■ Dataset entries

::::::

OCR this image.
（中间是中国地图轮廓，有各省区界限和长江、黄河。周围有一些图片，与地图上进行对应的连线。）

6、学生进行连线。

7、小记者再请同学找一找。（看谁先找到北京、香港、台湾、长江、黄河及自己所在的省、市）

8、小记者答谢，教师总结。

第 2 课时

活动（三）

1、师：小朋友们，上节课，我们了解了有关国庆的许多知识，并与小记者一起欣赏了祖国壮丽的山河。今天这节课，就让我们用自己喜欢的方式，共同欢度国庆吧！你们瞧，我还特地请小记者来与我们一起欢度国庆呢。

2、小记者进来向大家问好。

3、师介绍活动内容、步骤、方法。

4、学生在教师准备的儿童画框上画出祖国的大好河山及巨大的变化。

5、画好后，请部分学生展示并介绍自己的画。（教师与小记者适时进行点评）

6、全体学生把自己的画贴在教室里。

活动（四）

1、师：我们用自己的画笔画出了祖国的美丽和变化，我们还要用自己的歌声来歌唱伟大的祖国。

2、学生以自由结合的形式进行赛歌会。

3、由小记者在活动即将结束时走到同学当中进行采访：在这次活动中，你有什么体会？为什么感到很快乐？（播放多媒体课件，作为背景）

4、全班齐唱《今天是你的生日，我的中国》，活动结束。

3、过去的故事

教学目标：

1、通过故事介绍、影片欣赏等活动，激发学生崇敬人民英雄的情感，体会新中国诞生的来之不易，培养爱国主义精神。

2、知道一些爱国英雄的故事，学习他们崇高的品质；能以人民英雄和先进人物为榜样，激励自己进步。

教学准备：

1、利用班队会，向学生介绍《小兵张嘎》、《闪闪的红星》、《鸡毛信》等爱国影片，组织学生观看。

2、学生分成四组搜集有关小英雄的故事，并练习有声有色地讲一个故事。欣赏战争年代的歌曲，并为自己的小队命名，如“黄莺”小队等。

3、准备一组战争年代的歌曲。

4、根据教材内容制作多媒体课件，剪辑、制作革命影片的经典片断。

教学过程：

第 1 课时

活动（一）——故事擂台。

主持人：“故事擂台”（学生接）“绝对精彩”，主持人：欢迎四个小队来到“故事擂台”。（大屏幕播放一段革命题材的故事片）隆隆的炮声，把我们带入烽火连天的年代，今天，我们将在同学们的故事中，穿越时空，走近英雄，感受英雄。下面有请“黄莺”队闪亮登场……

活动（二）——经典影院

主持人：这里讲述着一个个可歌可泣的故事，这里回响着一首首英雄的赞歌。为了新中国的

::::::

■ Task instructions
All of the material above needs to be retyped word for word.

■ Answer for the task
OCR this image.
（中间是中国地图轮廓，有各省区界限和长江、黄河。周围有一些图片，与地图上进行对应的连线。）

6、学生进行连线。

7、小记者再请同学找一找。（看谁先找到北京、香港、台湾、长江、黄河及自己所在的省、市）

8、小记者答谢，教师总结。

第 2 课时

活动（三）

1、师：小朋友们，上节课，我们了解了有关国庆的许多知识，并与小记者一起欣赏了祖国壮丽的山河。今天这节课，就让我们用自己喜欢的方式，共同欢度国庆吧！你们瞧，我还特地请小记者来与我们一起欢度国庆呢。

2、小记者进来向大家问好。

3、师介绍活动内容、步骤、方法。

4、学生在教师准备的儿童画框上画出祖国的大好河山及巨大的变化。

5、画好后，请部分学生展示并介绍自己的画。（教师与小记者适时进行点评）

6、全体学生把自己的画贴在教室里。

活动（四）

1、师：我们用自己的画笔画出了祖国的美丽和变化，我们还要用自己的歌声来歌唱伟大的祖国。

2、学生以自由结合的形式进行赛歌会。

3、由小记者在活动即将结束时走到同学当中进行采访：在这次活动中，你有什么体会？为什么感到很快乐？（播放多媒体课件，作为背景）

4、全班齐唱《今天是你的生日，我的中国》，活动结束。

3、过去的故事

教学目标：

1、通过故事介绍、影片欣赏等活动，激发学生崇敬人民英雄的情感，体会新中国诞生的来之不易，培养爱国主义精神。

2、知道一些爱国英雄的故事，学习他们崇高的品质；能以人民英雄和先进人物为榜样，激励自己进步。

教学准备：

1、利用班队会，向学生介绍《小兵张嘎》、《闪闪的红星》、《鸡毛信》等爱国影片，组织学生观看。

2、学生分成四组搜集有关小英雄的故事，并练习有声有色地讲一个故事。欣赏战争年代的歌曲，并为自己的小队命名，如“黄莺”小队等。

3、准备一组战争年代的歌曲。

4、根据教材内容制作多媒体课件，剪辑、制作革命影片的经典片断。

教学过程：

第 1 课时

活动（一）——故事擂台。

主持人：“故事擂台”（学生接）“绝对精彩”，主持人：欢迎四个小队来到“故事擂台”。（大屏幕播放一段革命题材的故事片）隆隆的炮声，把我们带入烽火连天的年代，今天，我们将在同学们的故事中，穿越时空，走近英雄，感受英雄。下面有请“黄莺”队闪亮登场……

活动（二）——经典影院

主持人：这里讲述着一个个可歌可泣的故事，这里回响着一首首英雄的赞歌。为了新中国的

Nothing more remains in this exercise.